▸ **AIM**: Your task is to give the data again, exactly, with every line intact.

******************************

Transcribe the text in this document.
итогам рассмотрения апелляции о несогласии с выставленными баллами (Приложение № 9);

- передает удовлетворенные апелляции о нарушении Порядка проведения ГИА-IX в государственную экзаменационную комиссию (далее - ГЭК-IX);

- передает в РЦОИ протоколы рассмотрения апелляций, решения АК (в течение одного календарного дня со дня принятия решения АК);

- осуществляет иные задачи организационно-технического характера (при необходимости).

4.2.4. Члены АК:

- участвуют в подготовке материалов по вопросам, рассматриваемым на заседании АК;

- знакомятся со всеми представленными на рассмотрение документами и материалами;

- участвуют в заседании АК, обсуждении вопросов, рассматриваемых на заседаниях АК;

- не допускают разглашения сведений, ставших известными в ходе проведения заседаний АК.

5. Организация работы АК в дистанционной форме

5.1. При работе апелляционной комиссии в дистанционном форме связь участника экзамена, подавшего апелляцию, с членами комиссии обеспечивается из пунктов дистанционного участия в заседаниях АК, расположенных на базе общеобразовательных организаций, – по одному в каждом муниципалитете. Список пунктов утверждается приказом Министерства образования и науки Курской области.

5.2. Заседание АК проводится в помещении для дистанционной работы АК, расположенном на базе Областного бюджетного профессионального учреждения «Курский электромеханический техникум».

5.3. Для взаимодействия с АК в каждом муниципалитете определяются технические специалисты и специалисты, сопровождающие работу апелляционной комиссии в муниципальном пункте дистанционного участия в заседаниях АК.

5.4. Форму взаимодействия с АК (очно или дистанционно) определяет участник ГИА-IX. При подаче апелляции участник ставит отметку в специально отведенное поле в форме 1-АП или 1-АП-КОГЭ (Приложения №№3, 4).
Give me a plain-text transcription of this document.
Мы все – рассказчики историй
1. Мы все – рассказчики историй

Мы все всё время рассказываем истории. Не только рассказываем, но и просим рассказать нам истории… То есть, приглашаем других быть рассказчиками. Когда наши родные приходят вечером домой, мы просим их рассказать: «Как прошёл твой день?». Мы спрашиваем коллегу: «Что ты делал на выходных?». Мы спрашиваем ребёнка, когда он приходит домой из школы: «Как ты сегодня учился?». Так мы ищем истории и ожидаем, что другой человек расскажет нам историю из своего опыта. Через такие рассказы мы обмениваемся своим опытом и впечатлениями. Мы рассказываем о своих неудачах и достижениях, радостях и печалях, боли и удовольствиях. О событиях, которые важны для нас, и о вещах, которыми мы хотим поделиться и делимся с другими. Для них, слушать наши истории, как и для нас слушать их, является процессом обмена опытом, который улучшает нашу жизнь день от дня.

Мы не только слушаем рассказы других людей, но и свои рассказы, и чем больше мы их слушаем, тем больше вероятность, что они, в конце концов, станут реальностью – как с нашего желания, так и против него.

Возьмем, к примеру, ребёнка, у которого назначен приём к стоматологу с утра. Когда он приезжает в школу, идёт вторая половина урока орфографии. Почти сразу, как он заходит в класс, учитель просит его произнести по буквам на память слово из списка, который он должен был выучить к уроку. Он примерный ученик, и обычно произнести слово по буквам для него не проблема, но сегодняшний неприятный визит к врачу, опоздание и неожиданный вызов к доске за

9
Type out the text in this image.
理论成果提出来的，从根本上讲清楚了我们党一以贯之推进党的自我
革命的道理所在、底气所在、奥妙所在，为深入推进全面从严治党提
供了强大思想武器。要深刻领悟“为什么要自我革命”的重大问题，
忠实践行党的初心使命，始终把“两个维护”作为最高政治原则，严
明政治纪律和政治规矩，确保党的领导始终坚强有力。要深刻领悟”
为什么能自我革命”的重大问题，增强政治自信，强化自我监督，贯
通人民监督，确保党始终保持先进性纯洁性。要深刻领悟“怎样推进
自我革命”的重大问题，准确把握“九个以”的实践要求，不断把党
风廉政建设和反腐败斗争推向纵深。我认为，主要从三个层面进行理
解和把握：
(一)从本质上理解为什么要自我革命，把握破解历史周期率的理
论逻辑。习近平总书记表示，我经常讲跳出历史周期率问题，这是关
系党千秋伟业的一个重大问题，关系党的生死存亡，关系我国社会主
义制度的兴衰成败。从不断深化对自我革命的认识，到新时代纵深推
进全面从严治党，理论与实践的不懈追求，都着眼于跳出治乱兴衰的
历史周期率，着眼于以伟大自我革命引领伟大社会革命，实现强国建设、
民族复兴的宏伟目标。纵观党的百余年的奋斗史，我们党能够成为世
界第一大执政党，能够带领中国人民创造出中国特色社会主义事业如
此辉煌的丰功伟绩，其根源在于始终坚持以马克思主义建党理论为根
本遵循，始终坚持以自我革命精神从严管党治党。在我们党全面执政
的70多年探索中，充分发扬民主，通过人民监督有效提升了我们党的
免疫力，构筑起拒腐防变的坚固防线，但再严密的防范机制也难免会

******************************

▸ **PROBLEM SOLUTION**:
Transcribe the text in this document.
итогам рассмотрения апелляции о несогласии с выставленными баллами (Приложение № 9);

- передает удовлетворенные апелляции о нарушении Порядка проведения ГИА-IX в государственную экзаменационную комиссию (далее - ГЭК-IX);

- передает в РЦОИ протоколы рассмотрения апелляций, решения АК (в течение одного календарного дня со дня принятия решения АК);

- осуществляет иные задачи организационно-технического характера (при необходимости).

4.2.4. Члены АК:

- участвуют в подготовке материалов по вопросам, рассматриваемым на заседании АК;

- знакомятся со всеми представленными на рассмотрение документами и материалами;

- участвуют в заседании АК, обсуждении вопросов, рассматриваемых на заседаниях АК;

- не допускают разглашения сведений, ставших известными в ходе проведения заседаний АК.

5. Организация работы АК в дистанционной форме

5.1. При работе апелляционной комиссии в дистанционном форме связь участника экзамена, подавшего апелляцию, с членами комиссии обеспечивается из пунктов дистанционного участия в заседаниях АК, расположенных на базе общеобразовательных организаций, – по одному в каждом муниципалитете. Список пунктов утверждается приказом Министерства образования и науки Курской области.

5.2. Заседание АК проводится в помещении для дистанционной работы АК, расположенном на базе Областного бюджетного профессионального учреждения «Курский электромеханический техникум».

5.3. Для взаимодействия с АК в каждом муниципалитете определяются технические специалисты и специалисты, сопровождающие работу апелляционной комиссии в муниципальном пункте дистанционного участия в заседаниях АК.

5.4. Форму взаимодействия с АК (очно или дистанционно) определяет участник ГИА-IX. При подаче апелляции участник ставит отметку в специально отведенное поле в форме 1-АП или 1-АП-КОГЭ (Приложения №№3, 4).
Give me a plain-text transcription of this document.
Мы все – рассказчики историй
1. Мы все – рассказчики историй

Мы все всё время рассказываем истории. Не только рассказываем, но и просим рассказать нам истории… То есть, приглашаем других быть рассказчиками. Когда наши родные приходят вечером домой, мы просим их рассказать: «Как прошёл твой день?». Мы спрашиваем коллегу: «Что ты делал на выходных?». Мы спрашиваем ребёнка, когда он приходит домой из школы: «Как ты сегодня учился?». Так мы ищем истории и ожидаем, что другой человек расскажет нам историю из своего опыта. Через такие рассказы мы обмениваемся своим опытом и впечатлениями. Мы рассказываем о своих неудачах и достижениях, радостях и печалях, боли и удовольствиях. О событиях, которые важны для нас, и о вещах, которыми мы хотим поделиться и делимся с другими. Для них, слушать наши истории, как и для нас слушать их, является процессом обмена опытом, который улучшает нашу жизнь день от дня.

Мы не только слушаем рассказы других людей, но и свои рассказы, и чем больше мы их слушаем, тем больше вероятность, что они, в конце концов, станут реальностью – как с нашего желания, так и против него.

Возьмем, к примеру, ребёнка, у которого назначен приём к стоматологу с утра. Когда он приезжает в школу, идёт вторая половина урока орфографии. Почти сразу, как он заходит в класс, учитель просит его произнести по буквам на память слово из списка, который он должен был выучить к уроку. Он примерный ученик, и обычно произнести слово по буквам для него не проблема, но сегодняшний неприятный визит к врачу, опоздание и неожиданный вызов к доске за

9
Type out the text in this image.
理论成果提出来的，从根本上讲清楚了我们党一以贯之推进党的自我
革命的道理所在、底气所在、奥妙所在，为深入推进全面从严治党提
供了强大思想武器。要深刻领悟“为什么要自我革命”的重大问题，
忠实践行党的初心使命，始终把“两个维护”作为最高政治原则，严
明政治纪律和政治规矩，确保党的领导始终坚强有力。要深刻领悟”
为什么能自我革命”的重大问题，增强政治自信，强化自我监督，贯
通人民监督，确保党始终保持先进性纯洁性。要深刻领悟“怎样推进
自我革命”的重大问题，准确把握“九个以”的实践要求，不断把党
风廉政建设和反腐败斗争推向纵深。我认为，主要从三个层面进行理
解和把握：
(一)从本质上理解为什么要自我革命，把握破解历史周期率的理
论逻辑。习近平总书记表示，我经常讲跳出历史周期率问题，这是关
系党千秋伟业的一个重大问题，关系党的生死存亡，关系我国社会主
义制度的兴衰成败。从不断深化对自我革命的认识，到新时代纵深推
进全面从严治党，理论与实践的不懈追求，都着眼于跳出治乱兴衰的
历史周期率，着眼于以伟大自我革命引领伟大社会革命，实现强国建设、
民族复兴的宏伟目标。纵观党的百余年的奋斗史，我们党能够成为世
界第一大执政党，能够带领中国人民创造出中国特色社会主义事业如
此辉煌的丰功伟绩，其根源在于始终坚持以马克思主义建党理论为根
本遵循，始终坚持以自我革命精神从严管党治党。在我们党全面执政
的70多年探索中，充分发扬民主，通过人民监督有效提升了我们党的
免疫力，构筑起拒腐防变的坚固防线，但再严密的防范机制也难免会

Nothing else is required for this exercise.